Two-dimensional harmonic polylogarithms are obtained by the repeated 
indefinite integration of rational fractions, involving one further 
independent variable besides the integration variable. The first 
appearance of functions of this type in the mathematical literature was in a 
series of articles of E.E.~Kummer~\cite{kummer} in 1840. Allowing 
for arbitrarily many different variables to appear in the rational fractions, 
one obtains a class of functions introduced by Poincar\'{e}, which are 
called `hyperlogarithms'. These have been studied in great 
detail in the works of J.A.\ Lappo-Danilevsky~\cite{Lappo}. 
Hyperlogarithms and their generalization `multiple polylogarithms' are 
receiving renewed attention in the mathematical literature (see for 
instance the review of A.B.\ Goncharov~\cite{gonch}). 

It has been known for a long time that 
the analytic evaluation of integrals in 
perturbative quantum field theory gives rise to 
the Euler dilogarithm ${\rm Li}_2(x)$ and its generalizations, 
Nielsen's polylogarithms~\cite{Nielsen}. A reliable and 
widely used numerical representation of these functions 
({\tt GPLOG})~\cite{bit}
has been available for already thirty years. Going to higher 
orders in perturbation theory, it was recently realized that 
Nielsen's polylogarithms are insufficient to evaluate all integrals 
appearing in Feynman graphs at two loops and beyond. This limitation 
can only be overcome by the introduction of further generalizations 
of Nielsen's polylogarithms. This 
generalization is made by the harmonic polylogarithms (HPLs)~\cite{hpl},
appearing in loop integrals involving two mass scales, and 
two-dimensional harmonic polylogarithms (2dHPLs)~\cite{doublebox}, 
appearing in loop integrals involving three mass scales.

◆ Material supplied
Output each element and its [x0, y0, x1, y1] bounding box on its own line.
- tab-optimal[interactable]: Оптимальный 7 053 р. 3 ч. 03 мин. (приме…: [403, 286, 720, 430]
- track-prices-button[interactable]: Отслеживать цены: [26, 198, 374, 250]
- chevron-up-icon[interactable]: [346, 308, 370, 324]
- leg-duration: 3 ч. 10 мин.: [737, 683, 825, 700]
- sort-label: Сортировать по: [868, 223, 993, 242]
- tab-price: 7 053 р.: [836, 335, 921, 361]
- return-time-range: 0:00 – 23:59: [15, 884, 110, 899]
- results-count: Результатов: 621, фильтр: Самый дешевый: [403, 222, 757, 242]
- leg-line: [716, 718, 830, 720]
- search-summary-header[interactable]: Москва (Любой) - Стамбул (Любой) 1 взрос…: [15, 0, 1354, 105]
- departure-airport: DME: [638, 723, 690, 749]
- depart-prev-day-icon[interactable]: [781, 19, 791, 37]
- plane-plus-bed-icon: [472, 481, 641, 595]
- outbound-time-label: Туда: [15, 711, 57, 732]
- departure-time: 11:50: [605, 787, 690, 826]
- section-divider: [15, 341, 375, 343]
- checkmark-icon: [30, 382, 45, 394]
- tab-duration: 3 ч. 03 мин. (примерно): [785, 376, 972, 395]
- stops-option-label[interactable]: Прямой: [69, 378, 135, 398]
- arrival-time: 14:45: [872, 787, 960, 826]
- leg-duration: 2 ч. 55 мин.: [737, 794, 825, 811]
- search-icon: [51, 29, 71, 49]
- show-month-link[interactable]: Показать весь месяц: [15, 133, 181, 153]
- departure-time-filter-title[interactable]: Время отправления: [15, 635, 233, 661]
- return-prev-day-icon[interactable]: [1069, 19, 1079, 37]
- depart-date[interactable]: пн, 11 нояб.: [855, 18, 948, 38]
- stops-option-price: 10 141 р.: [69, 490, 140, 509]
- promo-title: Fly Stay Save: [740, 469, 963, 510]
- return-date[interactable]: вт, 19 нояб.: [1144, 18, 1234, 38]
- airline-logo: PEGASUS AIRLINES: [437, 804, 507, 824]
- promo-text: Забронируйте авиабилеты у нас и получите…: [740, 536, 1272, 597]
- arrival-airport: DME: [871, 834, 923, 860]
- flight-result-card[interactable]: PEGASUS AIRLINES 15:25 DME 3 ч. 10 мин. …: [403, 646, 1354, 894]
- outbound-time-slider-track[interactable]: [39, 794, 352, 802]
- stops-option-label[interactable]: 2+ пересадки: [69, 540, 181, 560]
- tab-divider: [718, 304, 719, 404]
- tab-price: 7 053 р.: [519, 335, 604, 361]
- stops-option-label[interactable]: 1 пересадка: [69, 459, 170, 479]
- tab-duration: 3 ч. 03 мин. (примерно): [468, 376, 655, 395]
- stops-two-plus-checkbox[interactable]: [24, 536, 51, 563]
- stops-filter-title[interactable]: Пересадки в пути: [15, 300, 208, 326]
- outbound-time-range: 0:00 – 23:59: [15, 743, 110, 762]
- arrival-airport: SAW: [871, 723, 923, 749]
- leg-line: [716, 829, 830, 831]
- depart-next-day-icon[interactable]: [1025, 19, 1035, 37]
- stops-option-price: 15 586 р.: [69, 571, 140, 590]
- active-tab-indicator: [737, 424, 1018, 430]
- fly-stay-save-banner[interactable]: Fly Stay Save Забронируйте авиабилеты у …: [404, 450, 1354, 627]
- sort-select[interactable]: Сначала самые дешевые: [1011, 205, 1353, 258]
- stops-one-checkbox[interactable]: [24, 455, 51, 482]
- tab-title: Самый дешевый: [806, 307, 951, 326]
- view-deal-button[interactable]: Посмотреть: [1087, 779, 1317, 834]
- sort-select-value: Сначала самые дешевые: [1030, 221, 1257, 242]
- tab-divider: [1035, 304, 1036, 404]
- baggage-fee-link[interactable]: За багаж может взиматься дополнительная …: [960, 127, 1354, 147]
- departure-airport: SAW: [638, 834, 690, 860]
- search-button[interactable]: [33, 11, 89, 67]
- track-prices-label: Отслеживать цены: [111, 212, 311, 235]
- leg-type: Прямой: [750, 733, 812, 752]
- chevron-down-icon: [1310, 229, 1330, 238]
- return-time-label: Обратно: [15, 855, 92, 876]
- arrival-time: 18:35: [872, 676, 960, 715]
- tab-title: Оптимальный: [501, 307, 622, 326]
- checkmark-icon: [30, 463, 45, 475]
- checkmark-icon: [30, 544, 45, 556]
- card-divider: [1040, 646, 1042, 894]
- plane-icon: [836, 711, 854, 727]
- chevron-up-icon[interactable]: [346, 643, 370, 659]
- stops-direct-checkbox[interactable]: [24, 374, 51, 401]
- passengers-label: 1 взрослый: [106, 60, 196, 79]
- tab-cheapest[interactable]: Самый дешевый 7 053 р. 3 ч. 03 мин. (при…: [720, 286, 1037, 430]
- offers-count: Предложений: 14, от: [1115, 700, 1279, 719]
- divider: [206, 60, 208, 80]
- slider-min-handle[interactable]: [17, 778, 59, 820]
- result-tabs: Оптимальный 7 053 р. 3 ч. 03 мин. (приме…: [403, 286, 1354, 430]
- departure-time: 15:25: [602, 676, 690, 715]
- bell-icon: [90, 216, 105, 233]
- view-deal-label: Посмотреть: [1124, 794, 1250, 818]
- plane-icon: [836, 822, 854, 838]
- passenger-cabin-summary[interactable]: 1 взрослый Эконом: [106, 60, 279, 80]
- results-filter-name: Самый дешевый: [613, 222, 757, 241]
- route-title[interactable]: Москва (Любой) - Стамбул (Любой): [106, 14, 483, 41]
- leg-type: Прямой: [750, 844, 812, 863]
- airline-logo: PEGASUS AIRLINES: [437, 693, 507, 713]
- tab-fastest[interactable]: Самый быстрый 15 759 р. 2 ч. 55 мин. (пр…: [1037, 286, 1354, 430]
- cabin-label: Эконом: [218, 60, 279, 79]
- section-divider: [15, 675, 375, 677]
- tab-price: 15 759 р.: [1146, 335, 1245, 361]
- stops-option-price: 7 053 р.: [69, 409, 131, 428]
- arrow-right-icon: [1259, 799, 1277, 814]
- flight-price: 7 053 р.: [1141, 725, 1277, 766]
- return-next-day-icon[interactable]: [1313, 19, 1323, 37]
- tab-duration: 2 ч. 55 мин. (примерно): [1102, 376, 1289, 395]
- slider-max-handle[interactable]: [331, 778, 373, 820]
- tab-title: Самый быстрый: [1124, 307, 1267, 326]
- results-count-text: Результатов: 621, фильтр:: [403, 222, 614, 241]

◆ What this exercise asks
1) According to the polylogarithms passage, in what year did E.E. Kummer publish the series of articles where functions of this type first appeared?
2) Rewrite the listing as a JSON list of strings, one string per line, leaving out blank lines. Begin at the start of the listing and go on through the line that contains "- outbound-time-slider-track[interactable]: [39, 794, 352, 802]".

◆ Full answers
1) 1840

2)
[
  "Output each element and its [x0, y0, x1, y1] bounding box on its own line.",
  "- tab-optimal[interactable]: Оптимальный 7 053 р. 3 ч. 03 мин. (приме…: [403, 286, 720, 430]",
  "- track-prices-button[interactable]: Отслеживать цены: [26, 198, 374, 250]",
  "- chevron-up-icon[interactable]: [346, 308, 370, 324]",
  "- leg-duration: 3 ч. 10 мин.: [737, 683, 825, 700]",
  "- sort-label: Сортировать по: [868, 223, 993, 242]",
  "- tab-price: 7 053 р.: [836, 335, 921, 361]",
  "- return-time-range: 0:00 – 23:59: [15, 884, 110, 899]",
  "- results-count: Результатов: 621, фильтр: Самый дешевый: [403, 222, 757, 242]",
  "- leg-line: [716, 718, 830, 720]",
  "- search-summary-header[interactable]: Москва (Любой) - Стамбул (Любой) 1 взрос…: [15, 0, 1354, 105]",
  "- departure-airport: DME: [638, 723, 690, 749]",
  "- depart-prev-day-icon[interactable]: [781, 19, 791, 37]",
  "- plane-plus-bed-icon: [472, 481, 641, 595]",
  "- outbound-time-label: Туда: [15, 711, 57, 732]",
  "- departure-time: 11:50: [605, 787, 690, 826]",
  "- section-divider: [15, 341, 375, 343]",
  "- checkmark-icon: [30, 382, 45, 394]",
  "- tab-duration: 3 ч. 03 мин. (примерно): [785, 376, 972, 395]",
  "- stops-option-label[interactable]: Прямой: [69, 378, 135, 398]",
  "- arrival-time: 14:45: [872, 787, 960, 826]",
  "- leg-duration: 2 ч. 55 мин.: [737, 794, 825, 811]",
  "- search-icon: [51, 29, 71, 49]",
  "- show-month-link[interactable]: Показать весь месяц: [15, 133, 181, 153]",
  "- departure-time-filter-title[interactable]: Время отправления: [15, 635, 233, 661]",
  "- return-prev-day-icon[interactable]: [1069, 19, 1079, 37]",
  "- depart-date[interactable]: пн, 11 нояб.: [855, 18, 948, 38]",
  "- stops-option-price: 10 141 р.: [69, 490, 140, 509]",
  "- promo-title: Fly Stay Save: [740, 469, 963, 510]",
  "- return-date[interactable]: вт, 19 нояб.: [1144, 18, 1234, 38]",
  "- airline-logo: PEGASUS AIRLINES: [437, 804, 507, 824]",
  "- promo-text: Забронируйте авиабилеты у нас и получите…: [740, 536, 1272, 597]",
  "- arrival-airport: DME: [871, 834, 923, 860]",
  "- flight-result-card[interactable]: PEGASUS AIRLINES 15:25 DME 3 ч. 10 мин. …: [403, 646, 1354, 894]",
  "- outbound-time-slider-track[interactable]: [39, 794, 352, 802]"
]